## start Records provided
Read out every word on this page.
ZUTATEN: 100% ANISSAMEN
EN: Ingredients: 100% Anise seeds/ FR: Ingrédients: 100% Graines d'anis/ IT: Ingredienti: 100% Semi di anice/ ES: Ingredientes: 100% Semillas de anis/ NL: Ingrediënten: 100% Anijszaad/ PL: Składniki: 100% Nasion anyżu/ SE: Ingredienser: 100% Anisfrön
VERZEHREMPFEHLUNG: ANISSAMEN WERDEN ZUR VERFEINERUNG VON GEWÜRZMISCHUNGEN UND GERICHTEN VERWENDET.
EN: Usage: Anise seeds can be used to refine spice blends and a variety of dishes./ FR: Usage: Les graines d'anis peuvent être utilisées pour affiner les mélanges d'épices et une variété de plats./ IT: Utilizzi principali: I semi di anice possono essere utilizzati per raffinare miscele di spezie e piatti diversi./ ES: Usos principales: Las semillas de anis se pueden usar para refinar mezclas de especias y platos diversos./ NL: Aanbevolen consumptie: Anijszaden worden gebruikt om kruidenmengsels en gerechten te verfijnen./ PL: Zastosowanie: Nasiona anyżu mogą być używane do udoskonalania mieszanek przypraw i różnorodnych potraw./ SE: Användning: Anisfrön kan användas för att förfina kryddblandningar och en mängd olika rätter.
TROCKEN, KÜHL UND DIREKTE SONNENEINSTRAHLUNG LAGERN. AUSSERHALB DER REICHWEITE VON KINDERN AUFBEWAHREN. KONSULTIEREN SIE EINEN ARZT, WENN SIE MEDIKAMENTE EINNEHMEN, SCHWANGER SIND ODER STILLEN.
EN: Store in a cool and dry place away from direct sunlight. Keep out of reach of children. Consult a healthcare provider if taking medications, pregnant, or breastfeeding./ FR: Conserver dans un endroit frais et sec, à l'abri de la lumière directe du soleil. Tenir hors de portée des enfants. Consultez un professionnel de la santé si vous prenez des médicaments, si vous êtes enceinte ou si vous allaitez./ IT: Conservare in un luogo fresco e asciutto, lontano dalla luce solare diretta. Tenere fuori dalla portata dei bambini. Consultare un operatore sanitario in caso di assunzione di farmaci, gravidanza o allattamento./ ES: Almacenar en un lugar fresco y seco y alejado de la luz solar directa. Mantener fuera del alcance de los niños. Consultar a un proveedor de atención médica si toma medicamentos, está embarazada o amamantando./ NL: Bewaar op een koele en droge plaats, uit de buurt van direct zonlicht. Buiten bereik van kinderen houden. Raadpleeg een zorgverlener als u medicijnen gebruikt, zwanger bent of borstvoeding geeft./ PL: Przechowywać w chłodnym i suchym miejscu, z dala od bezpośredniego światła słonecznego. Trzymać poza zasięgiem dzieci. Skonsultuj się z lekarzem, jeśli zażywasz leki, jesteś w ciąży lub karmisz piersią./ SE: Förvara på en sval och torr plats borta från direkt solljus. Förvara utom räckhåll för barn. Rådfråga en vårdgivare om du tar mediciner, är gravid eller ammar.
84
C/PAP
## end Records provided
Stated problem -> What is the number of lines in the records that contain the word "ANISSAMEN"? Answer with the number and nothing else.

Task response -> 2